Repeat exactly the lines of the listing from the line containing "What does this" through its last line, and nothing beyond them.

##### Material for this exercise

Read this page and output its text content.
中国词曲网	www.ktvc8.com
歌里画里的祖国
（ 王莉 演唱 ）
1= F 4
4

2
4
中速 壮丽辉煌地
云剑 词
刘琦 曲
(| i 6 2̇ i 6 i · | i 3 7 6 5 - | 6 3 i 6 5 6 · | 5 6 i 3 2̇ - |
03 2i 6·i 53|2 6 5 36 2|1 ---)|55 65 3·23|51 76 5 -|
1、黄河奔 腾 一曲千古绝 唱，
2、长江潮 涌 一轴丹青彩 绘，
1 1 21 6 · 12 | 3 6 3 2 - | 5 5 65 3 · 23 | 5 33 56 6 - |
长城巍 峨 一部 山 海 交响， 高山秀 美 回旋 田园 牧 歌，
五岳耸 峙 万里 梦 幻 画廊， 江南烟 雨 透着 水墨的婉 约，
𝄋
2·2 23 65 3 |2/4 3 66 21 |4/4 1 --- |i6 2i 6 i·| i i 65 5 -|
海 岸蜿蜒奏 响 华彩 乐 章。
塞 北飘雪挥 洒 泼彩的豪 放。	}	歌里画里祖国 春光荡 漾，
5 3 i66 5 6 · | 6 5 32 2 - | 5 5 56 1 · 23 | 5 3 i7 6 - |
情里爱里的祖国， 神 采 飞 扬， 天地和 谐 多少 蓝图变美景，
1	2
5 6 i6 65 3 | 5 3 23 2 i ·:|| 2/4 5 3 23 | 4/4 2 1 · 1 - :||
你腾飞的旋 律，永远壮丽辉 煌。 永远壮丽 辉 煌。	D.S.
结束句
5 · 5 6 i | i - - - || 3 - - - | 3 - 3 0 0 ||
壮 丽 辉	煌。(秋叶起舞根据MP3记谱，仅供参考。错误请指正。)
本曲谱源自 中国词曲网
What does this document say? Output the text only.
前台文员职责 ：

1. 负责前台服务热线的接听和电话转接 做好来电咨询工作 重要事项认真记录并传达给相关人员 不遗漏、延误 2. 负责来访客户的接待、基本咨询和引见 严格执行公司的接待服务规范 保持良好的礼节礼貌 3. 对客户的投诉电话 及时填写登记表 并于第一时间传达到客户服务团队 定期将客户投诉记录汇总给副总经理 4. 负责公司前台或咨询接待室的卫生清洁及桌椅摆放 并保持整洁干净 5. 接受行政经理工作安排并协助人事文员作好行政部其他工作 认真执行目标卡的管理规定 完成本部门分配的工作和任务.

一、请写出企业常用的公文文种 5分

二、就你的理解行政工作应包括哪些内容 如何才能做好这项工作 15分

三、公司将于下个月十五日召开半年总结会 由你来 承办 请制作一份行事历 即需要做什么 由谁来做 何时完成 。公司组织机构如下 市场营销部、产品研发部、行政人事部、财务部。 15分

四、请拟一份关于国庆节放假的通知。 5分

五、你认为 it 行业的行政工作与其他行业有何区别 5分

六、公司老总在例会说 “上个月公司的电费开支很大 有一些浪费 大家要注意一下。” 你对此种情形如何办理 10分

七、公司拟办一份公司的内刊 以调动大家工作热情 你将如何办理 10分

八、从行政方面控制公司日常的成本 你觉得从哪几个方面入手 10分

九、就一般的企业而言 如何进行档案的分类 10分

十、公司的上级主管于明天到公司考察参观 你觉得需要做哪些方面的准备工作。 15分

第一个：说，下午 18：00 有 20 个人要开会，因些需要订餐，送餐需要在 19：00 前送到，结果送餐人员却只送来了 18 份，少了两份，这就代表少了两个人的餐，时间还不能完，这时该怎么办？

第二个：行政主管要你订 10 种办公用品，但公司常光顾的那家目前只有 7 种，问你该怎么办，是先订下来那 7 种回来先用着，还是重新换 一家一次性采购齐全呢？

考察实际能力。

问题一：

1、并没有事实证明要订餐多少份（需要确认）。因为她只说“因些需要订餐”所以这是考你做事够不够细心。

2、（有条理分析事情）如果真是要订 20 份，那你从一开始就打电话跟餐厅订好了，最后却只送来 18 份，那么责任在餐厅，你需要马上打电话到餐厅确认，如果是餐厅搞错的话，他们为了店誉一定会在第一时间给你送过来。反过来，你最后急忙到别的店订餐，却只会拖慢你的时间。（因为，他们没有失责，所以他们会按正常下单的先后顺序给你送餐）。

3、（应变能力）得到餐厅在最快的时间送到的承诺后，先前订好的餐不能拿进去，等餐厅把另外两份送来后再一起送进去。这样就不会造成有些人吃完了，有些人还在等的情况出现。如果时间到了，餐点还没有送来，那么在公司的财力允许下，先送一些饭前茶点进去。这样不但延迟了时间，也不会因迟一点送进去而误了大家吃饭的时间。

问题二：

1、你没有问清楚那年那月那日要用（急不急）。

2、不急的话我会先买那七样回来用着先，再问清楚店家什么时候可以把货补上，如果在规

##########

* **Output of the exercise**
What does this document say? Output the text only.
前台文员职责 ：

1. 负责前台服务热线的接听和电话转接 做好来电咨询工作 重要事项认真记录并传达给相关人员 不遗漏、延误 2. 负责来访客户的接待、基本咨询和引见 严格执行公司的接待服务规范 保持良好的礼节礼貌 3. 对客户的投诉电话 及时填写登记表 并于第一时间传达到客户服务团队 定期将客户投诉记录汇总给副总经理 4. 负责公司前台或咨询接待室的卫生清洁及桌椅摆放 并保持整洁干净 5. 接受行政经理工作安排并协助人事文员作好行政部其他工作 认真执行目标卡的管理规定 完成本部门分配的工作和任务.

一、请写出企业常用的公文文种 5分

二、就你的理解行政工作应包括哪些内容 如何才能做好这项工作 15分

三、公司将于下个月十五日召开半年总结会 由你来 承办 请制作一份行事历 即需要做什么 由谁来做 何时完成 。公司组织机构如下 市场营销部、产品研发部、行政人事部、财务部。 15分

四、请拟一份关于国庆节放假的通知。 5分

五、你认为 it 行业的行政工作与其他行业有何区别 5分

六、公司老总在例会说 “上个月公司的电费开支很大 有一些浪费 大家要注意一下。” 你对此种情形如何办理 10分

七、公司拟办一份公司的内刊 以调动大家工作热情 你将如何办理 10分

八、从行政方面控制公司日常的成本 你觉得从哪几个方面入手 10分

九、就一般的企业而言 如何进行档案的分类 10分

十、公司的上级主管于明天到公司考察参观 你觉得需要做哪些方面的准备工作。 15分

第一个：说，下午 18：00 有 20 个人要开会，因些需要订餐，送餐需要在 19：00 前送到，结果送餐人员却只送来了 18 份，少了两份，这就代表少了两个人的餐，时间还不能完，这时该怎么办？

第二个：行政主管要你订 10 种办公用品，但公司常光顾的那家目前只有 7 种，问你该怎么办，是先订下来那 7 种回来先用着，还是重新换 一家一次性采购齐全呢？

考察实际能力。

问题一：

1、并没有事实证明要订餐多少份（需要确认）。因为她只说“因些需要订餐”所以这是考你做事够不够细心。

2、（有条理分析事情）如果真是要订 20 份，那你从一开始就打电话跟餐厅订好了，最后却只送来 18 份，那么责任在餐厅，你需要马上打电话到餐厅确认，如果是餐厅搞错的话，他们为了店誉一定会在第一时间给你送过来。反过来，你最后急忙到别的店订餐，却只会拖慢你的时间。（因为，他们没有失责，所以他们会按正常下单的先后顺序给你送餐）。

3、（应变能力）得到餐厅在最快的时间送到的承诺后，先前订好的餐不能拿进去，等餐厅把另外两份送来后再一起送进去。这样就不会造成有些人吃完了，有些人还在等的情况出现。如果时间到了，餐点还没有送来，那么在公司的财力允许下，先送一些饭前茶点进去。这样不但延迟了时间，也不会因迟一点送进去而误了大家吃饭的时间。

问题二：

1、你没有问清楚那年那月那日要用（急不急）。

2、不急的话我会先买那七样回来用着先，再问清楚店家什么时候可以把货补上，如果在规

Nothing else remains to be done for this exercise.